● Recorded data:

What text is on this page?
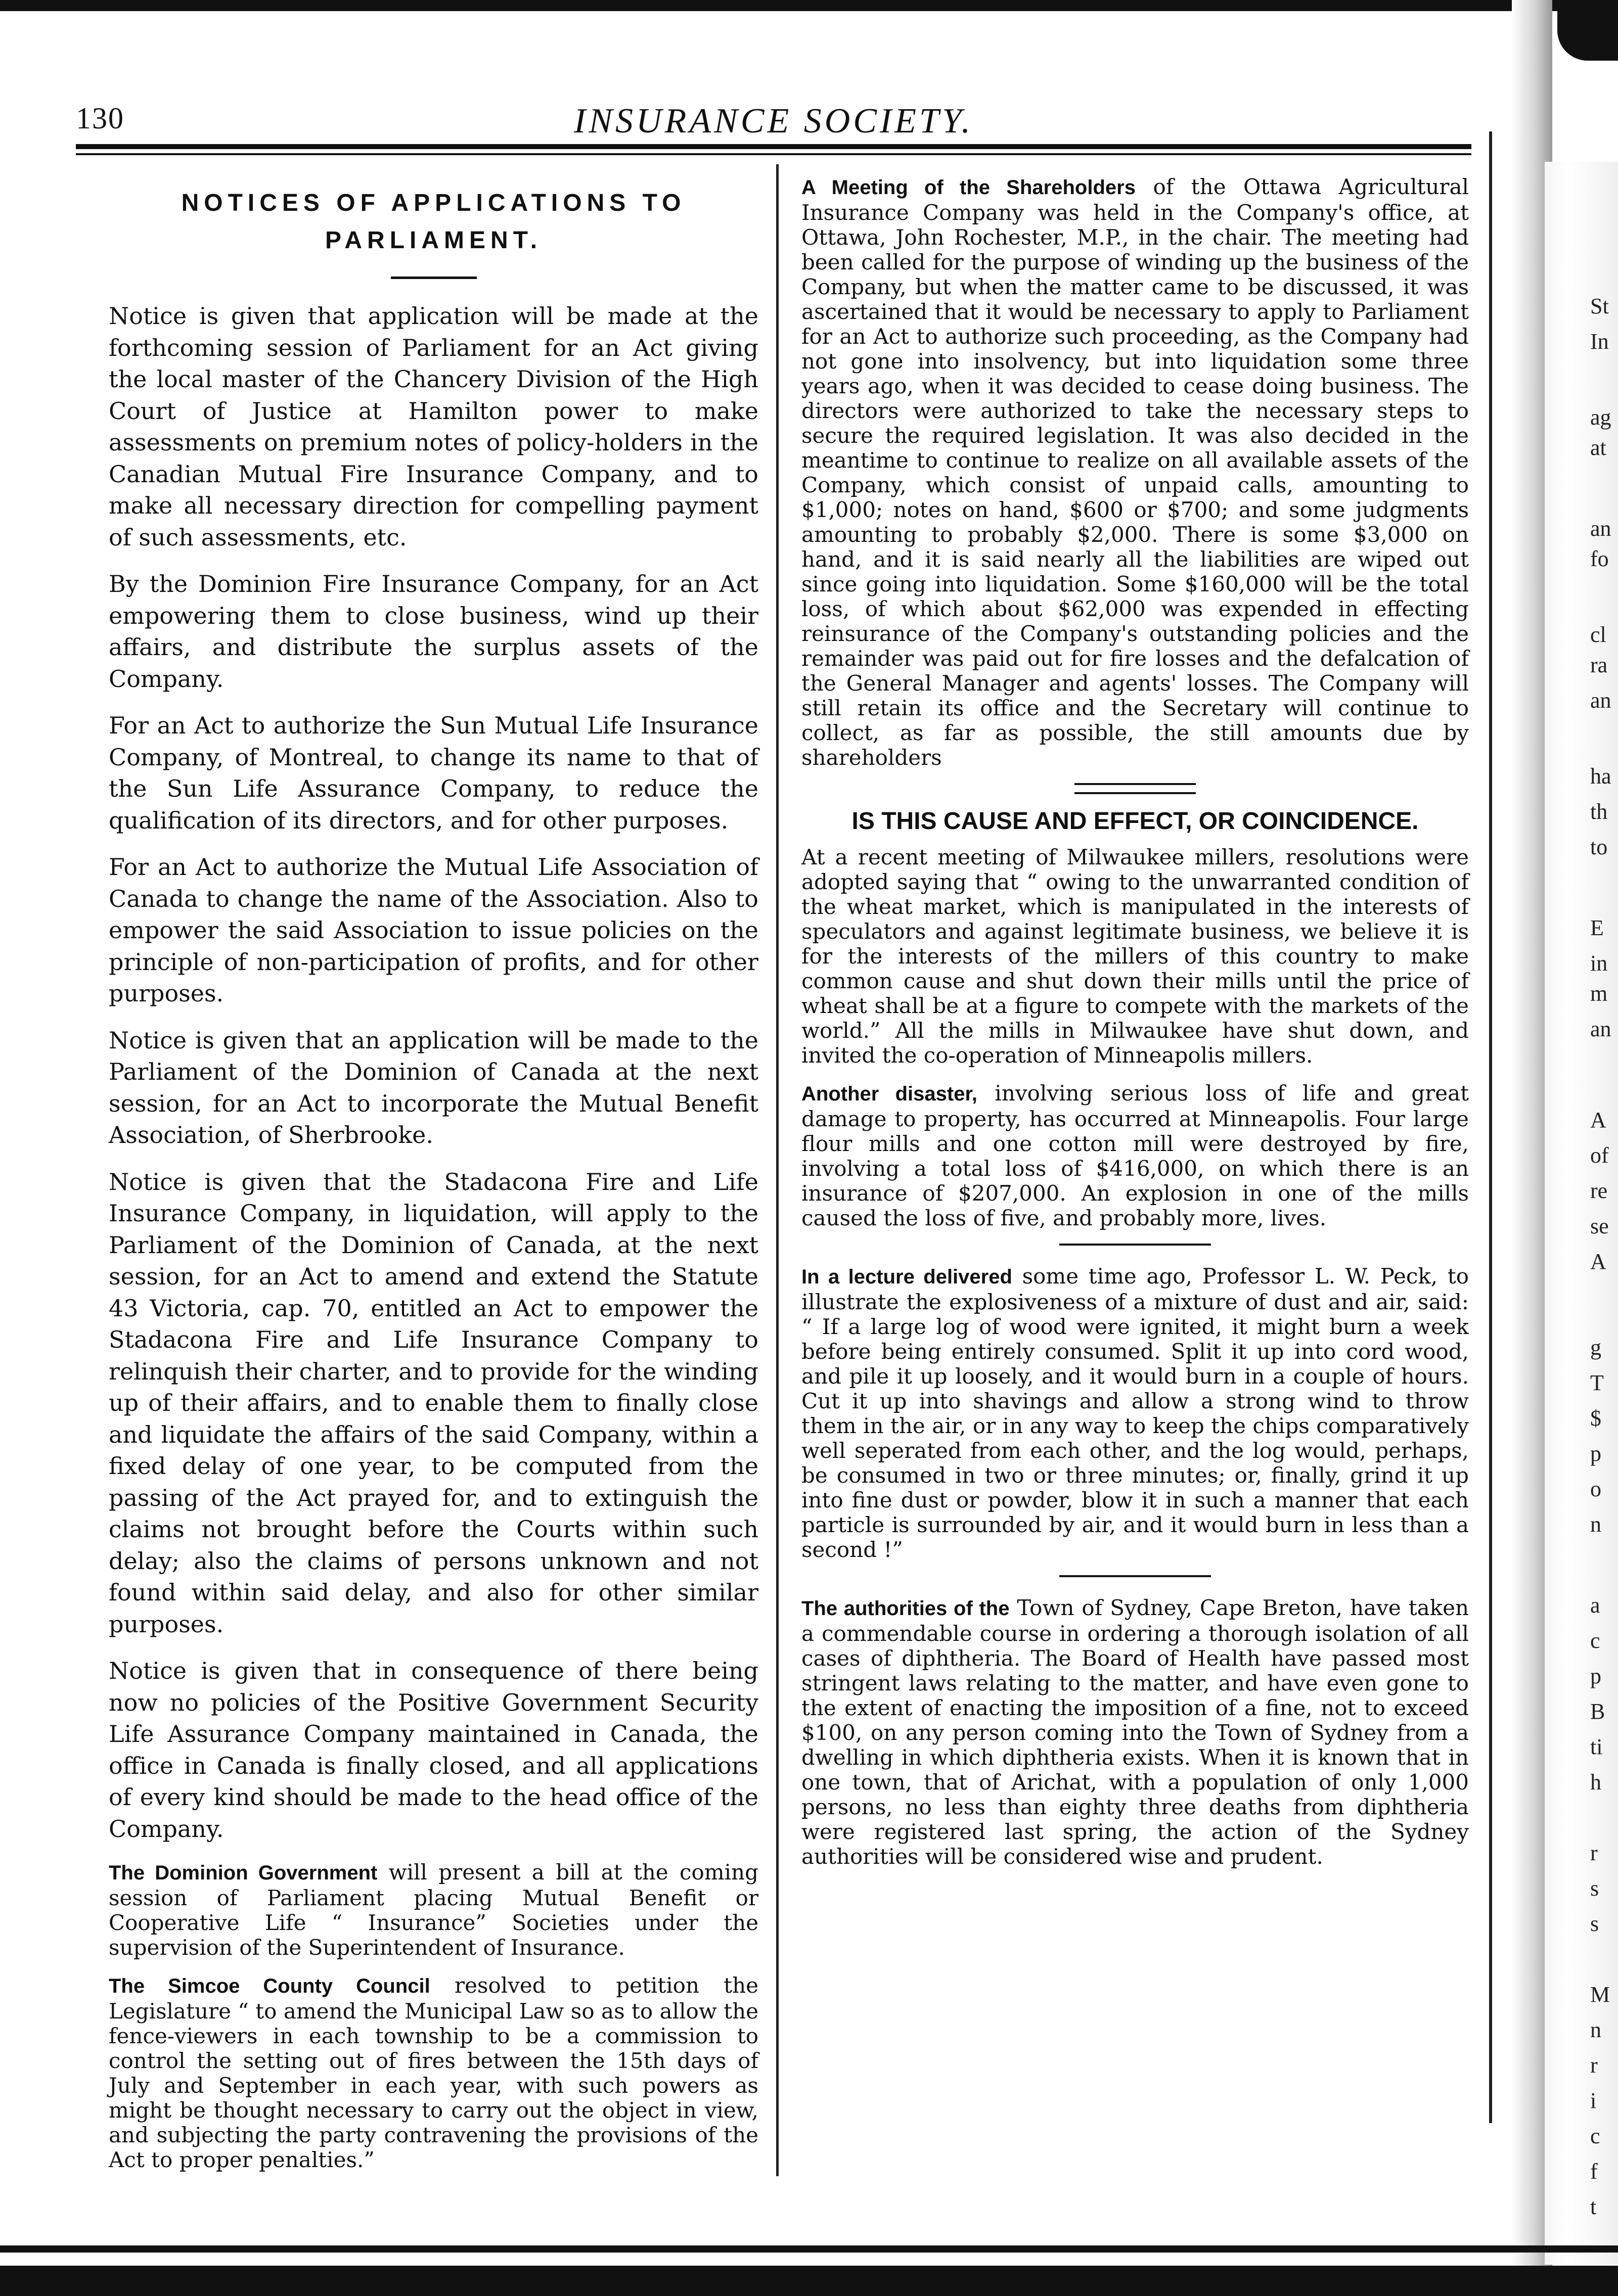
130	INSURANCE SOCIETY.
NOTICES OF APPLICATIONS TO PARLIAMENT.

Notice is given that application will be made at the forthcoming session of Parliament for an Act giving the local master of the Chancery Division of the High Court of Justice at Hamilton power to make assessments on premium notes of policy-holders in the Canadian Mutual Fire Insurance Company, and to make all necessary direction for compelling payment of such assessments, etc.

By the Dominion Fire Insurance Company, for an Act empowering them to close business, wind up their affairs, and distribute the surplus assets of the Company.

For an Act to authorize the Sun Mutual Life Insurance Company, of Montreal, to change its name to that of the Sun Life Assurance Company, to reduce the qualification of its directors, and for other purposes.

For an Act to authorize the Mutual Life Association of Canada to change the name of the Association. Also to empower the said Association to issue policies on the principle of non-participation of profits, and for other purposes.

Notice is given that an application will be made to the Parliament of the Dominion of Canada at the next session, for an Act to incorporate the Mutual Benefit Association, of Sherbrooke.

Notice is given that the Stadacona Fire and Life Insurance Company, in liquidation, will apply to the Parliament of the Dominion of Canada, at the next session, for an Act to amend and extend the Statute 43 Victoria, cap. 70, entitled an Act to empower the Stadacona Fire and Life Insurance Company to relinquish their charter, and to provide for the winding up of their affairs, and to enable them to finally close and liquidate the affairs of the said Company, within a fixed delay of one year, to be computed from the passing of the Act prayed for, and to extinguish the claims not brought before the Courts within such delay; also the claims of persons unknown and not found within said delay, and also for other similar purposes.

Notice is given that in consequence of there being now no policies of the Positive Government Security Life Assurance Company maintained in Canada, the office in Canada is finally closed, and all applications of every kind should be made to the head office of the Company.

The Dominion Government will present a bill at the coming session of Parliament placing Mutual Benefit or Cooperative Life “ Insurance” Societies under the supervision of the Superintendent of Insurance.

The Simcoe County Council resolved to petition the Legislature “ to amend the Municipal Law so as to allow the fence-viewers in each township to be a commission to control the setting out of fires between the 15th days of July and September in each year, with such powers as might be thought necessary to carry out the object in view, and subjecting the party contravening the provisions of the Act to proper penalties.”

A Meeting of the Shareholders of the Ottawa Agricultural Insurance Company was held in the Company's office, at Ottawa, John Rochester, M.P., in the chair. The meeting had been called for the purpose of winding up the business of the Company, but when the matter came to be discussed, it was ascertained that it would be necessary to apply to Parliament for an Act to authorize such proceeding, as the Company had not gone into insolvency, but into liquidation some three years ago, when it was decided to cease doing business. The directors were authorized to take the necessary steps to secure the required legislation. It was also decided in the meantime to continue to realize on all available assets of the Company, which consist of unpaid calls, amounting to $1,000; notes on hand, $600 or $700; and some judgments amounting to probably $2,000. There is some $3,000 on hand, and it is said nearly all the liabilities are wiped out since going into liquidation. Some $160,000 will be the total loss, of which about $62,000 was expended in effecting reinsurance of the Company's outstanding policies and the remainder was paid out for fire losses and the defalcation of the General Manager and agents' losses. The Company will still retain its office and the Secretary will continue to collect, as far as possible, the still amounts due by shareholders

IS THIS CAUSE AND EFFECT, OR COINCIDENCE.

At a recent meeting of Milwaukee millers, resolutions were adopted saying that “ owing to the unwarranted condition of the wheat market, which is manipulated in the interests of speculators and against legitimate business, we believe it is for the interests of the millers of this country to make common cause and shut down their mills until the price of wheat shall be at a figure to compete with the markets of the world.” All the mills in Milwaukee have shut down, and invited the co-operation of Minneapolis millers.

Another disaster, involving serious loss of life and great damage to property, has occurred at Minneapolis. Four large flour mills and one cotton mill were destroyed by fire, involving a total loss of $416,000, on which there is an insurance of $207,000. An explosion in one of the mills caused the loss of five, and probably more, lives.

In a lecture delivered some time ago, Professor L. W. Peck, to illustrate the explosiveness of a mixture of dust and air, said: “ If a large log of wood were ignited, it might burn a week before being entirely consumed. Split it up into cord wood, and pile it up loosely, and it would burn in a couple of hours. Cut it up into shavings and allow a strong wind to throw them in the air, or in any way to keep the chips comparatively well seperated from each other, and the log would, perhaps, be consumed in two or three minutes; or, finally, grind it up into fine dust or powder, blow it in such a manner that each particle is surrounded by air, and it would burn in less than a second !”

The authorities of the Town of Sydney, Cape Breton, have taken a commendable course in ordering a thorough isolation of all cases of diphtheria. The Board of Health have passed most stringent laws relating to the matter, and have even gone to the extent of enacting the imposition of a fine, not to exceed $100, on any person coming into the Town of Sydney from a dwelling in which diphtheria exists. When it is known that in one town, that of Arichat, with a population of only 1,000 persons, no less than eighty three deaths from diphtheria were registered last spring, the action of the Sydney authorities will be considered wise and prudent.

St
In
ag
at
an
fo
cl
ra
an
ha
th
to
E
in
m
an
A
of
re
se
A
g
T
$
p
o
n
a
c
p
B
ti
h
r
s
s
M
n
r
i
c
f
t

● What is expected:
None of the pictures should appear; repeat the records exactly otherwise.

● Solved problem:
What text is on this page?
130	INSURANCE SOCIETY.
NOTICES OF APPLICATIONS TO PARLIAMENT.

Notice is given that application will be made at the forthcoming session of Parliament for an Act giving the local master of the Chancery Division of the High Court of Justice at Hamilton power to make assessments on premium notes of policy-holders in the Canadian Mutual Fire Insurance Company, and to make all necessary direction for compelling payment of such assessments, etc.

By the Dominion Fire Insurance Company, for an Act empowering them to close business, wind up their affairs, and distribute the surplus assets of the Company.

For an Act to authorize the Sun Mutual Life Insurance Company, of Montreal, to change its name to that of the Sun Life Assurance Company, to reduce the qualification of its directors, and for other purposes.

For an Act to authorize the Mutual Life Association of Canada to change the name of the Association. Also to empower the said Association to issue policies on the principle of non-participation of profits, and for other purposes.

Notice is given that an application will be made to the Parliament of the Dominion of Canada at the next session, for an Act to incorporate the Mutual Benefit Association, of Sherbrooke.

Notice is given that the Stadacona Fire and Life Insurance Company, in liquidation, will apply to the Parliament of the Dominion of Canada, at the next session, for an Act to amend and extend the Statute 43 Victoria, cap. 70, entitled an Act to empower the Stadacona Fire and Life Insurance Company to relinquish their charter, and to provide for the winding up of their affairs, and to enable them to finally close and liquidate the affairs of the said Company, within a fixed delay of one year, to be computed from the passing of the Act prayed for, and to extinguish the claims not brought before the Courts within such delay; also the claims of persons unknown and not found within said delay, and also for other similar purposes.

Notice is given that in consequence of there being now no policies of the Positive Government Security Life Assurance Company maintained in Canada, the office in Canada is finally closed, and all applications of every kind should be made to the head office of the Company.

The Dominion Government will present a bill at the coming session of Parliament placing Mutual Benefit or Cooperative Life “ Insurance” Societies under the supervision of the Superintendent of Insurance.

The Simcoe County Council resolved to petition the Legislature “ to amend the Municipal Law so as to allow the fence-viewers in each township to be a commission to control the setting out of fires between the 15th days of July and September in each year, with such powers as might be thought necessary to carry out the object in view, and subjecting the party contravening the provisions of the Act to proper penalties.”

A Meeting of the Shareholders of the Ottawa Agricultural Insurance Company was held in the Company's office, at Ottawa, John Rochester, M.P., in the chair. The meeting had been called for the purpose of winding up the business of the Company, but when the matter came to be discussed, it was ascertained that it would be necessary to apply to Parliament for an Act to authorize such proceeding, as the Company had not gone into insolvency, but into liquidation some three years ago, when it was decided to cease doing business. The directors were authorized to take the necessary steps to secure the required legislation. It was also decided in the meantime to continue to realize on all available assets of the Company, which consist of unpaid calls, amounting to $1,000; notes on hand, $600 or $700; and some judgments amounting to probably $2,000. There is some $3,000 on hand, and it is said nearly all the liabilities are wiped out since going into liquidation. Some $160,000 will be the total loss, of which about $62,000 was expended in effecting reinsurance of the Company's outstanding policies and the remainder was paid out for fire losses and the defalcation of the General Manager and agents' losses. The Company will still retain its office and the Secretary will continue to collect, as far as possible, the still amounts due by shareholders

IS THIS CAUSE AND EFFECT, OR COINCIDENCE.

At a recent meeting of Milwaukee millers, resolutions were adopted saying that “ owing to the unwarranted condition of the wheat market, which is manipulated in the interests of speculators and against legitimate business, we believe it is for the interests of the millers of this country to make common cause and shut down their mills until the price of wheat shall be at a figure to compete with the markets of the world.” All the mills in Milwaukee have shut down, and invited the co-operation of Minneapolis millers.

Another disaster, involving serious loss of life and great damage to property, has occurred at Minneapolis. Four large flour mills and one cotton mill were destroyed by fire, involving a total loss of $416,000, on which there is an insurance of $207,000. An explosion in one of the mills caused the loss of five, and probably more, lives.

In a lecture delivered some time ago, Professor L. W. Peck, to illustrate the explosiveness of a mixture of dust and air, said: “ If a large log of wood were ignited, it might burn a week before being entirely consumed. Split it up into cord wood, and pile it up loosely, and it would burn in a couple of hours. Cut it up into shavings and allow a strong wind to throw them in the air, or in any way to keep the chips comparatively well seperated from each other, and the log would, perhaps, be consumed in two or three minutes; or, finally, grind it up into fine dust or powder, blow it in such a manner that each particle is surrounded by air, and it would burn in less than a second !”

The authorities of the Town of Sydney, Cape Breton, have taken a commendable course in ordering a thorough isolation of all cases of diphtheria. The Board of Health have passed most stringent laws relating to the matter, and have even gone to the extent of enacting the imposition of a fine, not to exceed $100, on any person coming into the Town of Sydney from a dwelling in which diphtheria exists. When it is known that in one town, that of Arichat, with a population of only 1,000 persons, no less than eighty three deaths from diphtheria were registered last spring, the action of the Sydney authorities will be considered wise and prudent.

St
In
ag
at
an
fo
cl
ra
an
ha
th
to
E
in
m
an
A
of
re
se
A
g
T
$
p
o
n
a
c
p
B
ti
h
r
s
s
M
n
r
i
c
f
t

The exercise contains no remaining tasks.